GOAL:
Work out how many lines have "Positive" in them. Give only that number.

* BEGIN DATA SHOWN *

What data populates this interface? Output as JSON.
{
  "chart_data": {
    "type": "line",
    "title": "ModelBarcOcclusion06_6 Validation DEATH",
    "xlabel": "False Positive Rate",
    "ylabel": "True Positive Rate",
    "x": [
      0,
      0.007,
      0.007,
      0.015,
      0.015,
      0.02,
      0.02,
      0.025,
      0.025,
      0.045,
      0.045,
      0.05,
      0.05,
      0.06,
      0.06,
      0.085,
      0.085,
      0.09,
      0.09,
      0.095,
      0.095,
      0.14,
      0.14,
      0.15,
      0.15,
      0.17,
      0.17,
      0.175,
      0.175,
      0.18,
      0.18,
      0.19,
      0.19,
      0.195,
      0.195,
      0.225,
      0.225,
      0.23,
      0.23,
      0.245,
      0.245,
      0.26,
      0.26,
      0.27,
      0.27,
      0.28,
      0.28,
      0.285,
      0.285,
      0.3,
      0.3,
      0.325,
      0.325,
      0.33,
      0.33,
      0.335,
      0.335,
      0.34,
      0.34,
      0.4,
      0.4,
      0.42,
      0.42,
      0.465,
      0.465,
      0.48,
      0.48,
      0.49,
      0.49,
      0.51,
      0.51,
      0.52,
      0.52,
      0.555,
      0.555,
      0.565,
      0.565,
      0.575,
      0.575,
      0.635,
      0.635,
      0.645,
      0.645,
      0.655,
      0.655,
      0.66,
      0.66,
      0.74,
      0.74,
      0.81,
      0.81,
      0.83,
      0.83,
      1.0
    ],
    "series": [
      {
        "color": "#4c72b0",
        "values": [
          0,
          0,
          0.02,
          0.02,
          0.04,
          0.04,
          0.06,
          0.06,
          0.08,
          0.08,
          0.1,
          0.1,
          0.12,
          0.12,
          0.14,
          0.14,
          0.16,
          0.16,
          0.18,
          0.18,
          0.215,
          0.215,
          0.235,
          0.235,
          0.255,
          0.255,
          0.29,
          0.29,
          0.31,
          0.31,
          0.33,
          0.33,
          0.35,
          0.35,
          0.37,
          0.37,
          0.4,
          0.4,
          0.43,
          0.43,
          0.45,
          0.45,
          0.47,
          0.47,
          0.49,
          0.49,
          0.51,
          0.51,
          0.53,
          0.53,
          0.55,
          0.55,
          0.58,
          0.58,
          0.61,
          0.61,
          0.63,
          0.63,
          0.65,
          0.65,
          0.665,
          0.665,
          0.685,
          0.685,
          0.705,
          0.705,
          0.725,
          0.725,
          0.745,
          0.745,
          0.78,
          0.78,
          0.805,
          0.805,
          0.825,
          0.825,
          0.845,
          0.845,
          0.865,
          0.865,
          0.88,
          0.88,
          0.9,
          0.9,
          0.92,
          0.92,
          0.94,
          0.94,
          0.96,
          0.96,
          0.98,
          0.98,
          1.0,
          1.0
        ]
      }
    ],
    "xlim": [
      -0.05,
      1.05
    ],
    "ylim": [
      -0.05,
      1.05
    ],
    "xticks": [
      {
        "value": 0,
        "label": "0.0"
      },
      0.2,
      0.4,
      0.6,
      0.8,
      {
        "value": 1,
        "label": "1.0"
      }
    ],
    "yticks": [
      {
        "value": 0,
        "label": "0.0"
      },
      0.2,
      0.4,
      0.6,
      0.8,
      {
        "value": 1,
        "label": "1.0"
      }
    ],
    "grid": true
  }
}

* END DATA SHOWN *

SOLUTION TO THE PROBLEM:
2